Dataset entries:

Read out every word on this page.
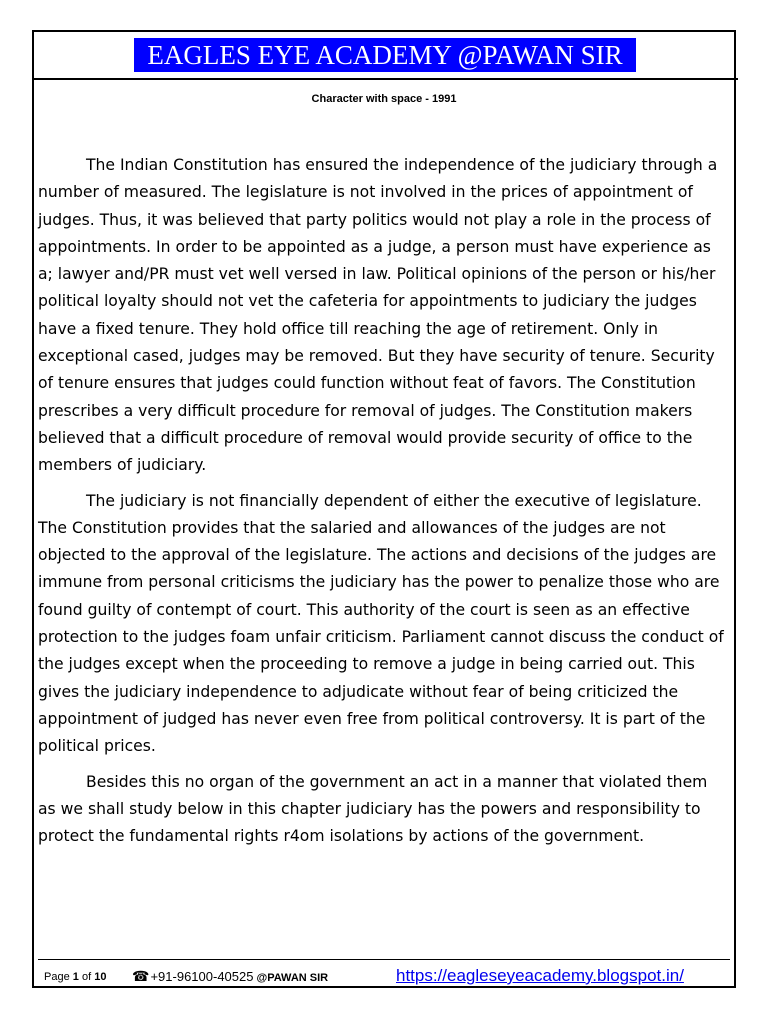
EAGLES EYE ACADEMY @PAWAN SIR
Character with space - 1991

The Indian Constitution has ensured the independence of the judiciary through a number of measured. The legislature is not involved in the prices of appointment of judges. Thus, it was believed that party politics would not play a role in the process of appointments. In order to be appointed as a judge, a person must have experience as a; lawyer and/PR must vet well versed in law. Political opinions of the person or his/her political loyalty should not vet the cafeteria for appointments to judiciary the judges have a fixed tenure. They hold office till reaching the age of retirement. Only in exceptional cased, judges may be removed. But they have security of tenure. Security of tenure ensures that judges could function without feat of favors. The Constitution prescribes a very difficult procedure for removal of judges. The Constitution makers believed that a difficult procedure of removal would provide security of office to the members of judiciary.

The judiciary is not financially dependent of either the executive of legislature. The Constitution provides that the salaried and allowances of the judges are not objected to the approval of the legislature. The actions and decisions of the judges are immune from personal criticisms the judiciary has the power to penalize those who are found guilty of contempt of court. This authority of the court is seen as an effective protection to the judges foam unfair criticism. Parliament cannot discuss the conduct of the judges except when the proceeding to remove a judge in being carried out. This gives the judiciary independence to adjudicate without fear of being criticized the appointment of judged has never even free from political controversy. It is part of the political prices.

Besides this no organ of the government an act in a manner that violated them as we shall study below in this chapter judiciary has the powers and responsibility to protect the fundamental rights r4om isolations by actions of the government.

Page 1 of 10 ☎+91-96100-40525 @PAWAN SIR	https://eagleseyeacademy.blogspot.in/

Your objective:
Leave the pictures out and copy the rest of the data exactly.

Solution to this problem:
Read out every word on this page.
EAGLES EYE ACADEMY @PAWAN SIR
Character with space - 1991

The Indian Constitution has ensured the independence of the judiciary through a number of measured. The legislature is not involved in the prices of appointment of judges. Thus, it was believed that party politics would not play a role in the process of appointments. In order to be appointed as a judge, a person must have experience as a; lawyer and/PR must vet well versed in law. Political opinions of the person or his/her political loyalty should not vet the cafeteria for appointments to judiciary the judges have a fixed tenure. They hold office till reaching the age of retirement. Only in exceptional cased, judges may be removed. But they have security of tenure. Security of tenure ensures that judges could function without feat of favors. The Constitution prescribes a very difficult procedure for removal of judges. The Constitution makers believed that a difficult procedure of removal would provide security of office to the members of judiciary.

The judiciary is not financially dependent of either the executive of legislature. The Constitution provides that the salaried and allowances of the judges are not objected to the approval of the legislature. The actions and decisions of the judges are immune from personal criticisms the judiciary has the power to penalize those who are found guilty of contempt of court. This authority of the court is seen as an effective protection to the judges foam unfair criticism. Parliament cannot discuss the conduct of the judges except when the proceeding to remove a judge in being carried out. This gives the judiciary independence to adjudicate without fear of being criticized the appointment of judged has never even free from political controversy. It is part of the political prices.

Besides this no organ of the government an act in a manner that violated them as we shall study below in this chapter judiciary has the powers and responsibility to protect the fundamental rights r4om isolations by actions of the government.

Page 1 of 10 ☎+91-96100-40525 @PAWAN SIR	https://eagleseyeacademy.blogspot.in/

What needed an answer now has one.